## start Records provided
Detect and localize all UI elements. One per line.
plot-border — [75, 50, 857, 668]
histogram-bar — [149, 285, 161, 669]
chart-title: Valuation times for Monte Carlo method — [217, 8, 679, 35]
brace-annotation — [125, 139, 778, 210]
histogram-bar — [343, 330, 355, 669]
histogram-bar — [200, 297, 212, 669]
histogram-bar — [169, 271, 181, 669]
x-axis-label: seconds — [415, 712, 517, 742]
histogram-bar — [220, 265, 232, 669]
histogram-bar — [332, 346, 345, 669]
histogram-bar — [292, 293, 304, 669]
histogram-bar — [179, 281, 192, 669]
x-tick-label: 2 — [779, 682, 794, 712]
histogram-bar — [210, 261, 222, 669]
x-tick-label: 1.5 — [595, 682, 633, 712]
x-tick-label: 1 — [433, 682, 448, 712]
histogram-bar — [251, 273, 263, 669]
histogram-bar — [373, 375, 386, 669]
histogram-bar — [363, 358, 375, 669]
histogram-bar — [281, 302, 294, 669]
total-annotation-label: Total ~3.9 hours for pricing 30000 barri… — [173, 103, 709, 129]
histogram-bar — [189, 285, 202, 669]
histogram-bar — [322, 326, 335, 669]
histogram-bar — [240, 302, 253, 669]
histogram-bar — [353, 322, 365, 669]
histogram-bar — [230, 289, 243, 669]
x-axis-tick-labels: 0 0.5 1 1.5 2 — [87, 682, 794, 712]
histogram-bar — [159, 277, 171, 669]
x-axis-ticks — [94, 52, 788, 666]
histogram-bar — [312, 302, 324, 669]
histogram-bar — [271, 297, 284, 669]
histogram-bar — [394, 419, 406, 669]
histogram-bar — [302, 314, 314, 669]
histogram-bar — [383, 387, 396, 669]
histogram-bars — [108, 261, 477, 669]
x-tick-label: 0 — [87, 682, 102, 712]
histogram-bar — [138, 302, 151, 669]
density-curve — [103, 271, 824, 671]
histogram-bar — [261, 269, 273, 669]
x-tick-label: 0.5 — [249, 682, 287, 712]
## end Records provided
Update the material from its first line through the line that contains "histogram-bar — [189, 285, 202, 669]" by replacing "plot-border" with "plot-frame", and write out those lines again with nothing else changed.

Detect and localize all UI elements. One per line.
plot-frame — [75, 50, 857, 668]
histogram-bar — [149, 285, 161, 669]
chart-title: Valuation times for Monte Carlo method — [217, 8, 679, 35]
brace-annotation — [125, 139, 778, 210]
histogram-bar — [343, 330, 355, 669]
histogram-bar — [200, 297, 212, 669]
histogram-bar — [169, 271, 181, 669]
x-axis-label: seconds — [415, 712, 517, 742]
histogram-bar — [220, 265, 232, 669]
histogram-bar — [332, 346, 345, 669]
histogram-bar — [292, 293, 304, 669]
histogram-bar — [179, 281, 192, 669]
x-tick-label: 2 — [779, 682, 794, 712]
histogram-bar — [210, 261, 222, 669]
x-tick-label: 1.5 — [595, 682, 633, 712]
x-tick-label: 1 — [433, 682, 448, 712]
histogram-bar — [251, 273, 263, 669]
histogram-bar — [373, 375, 386, 669]
histogram-bar — [363, 358, 375, 669]
histogram-bar — [281, 302, 294, 669]
total-annotation-label: Total ~3.9 hours for pricing 30000 barri… — [173, 103, 709, 129]
histogram-bar — [189, 285, 202, 669]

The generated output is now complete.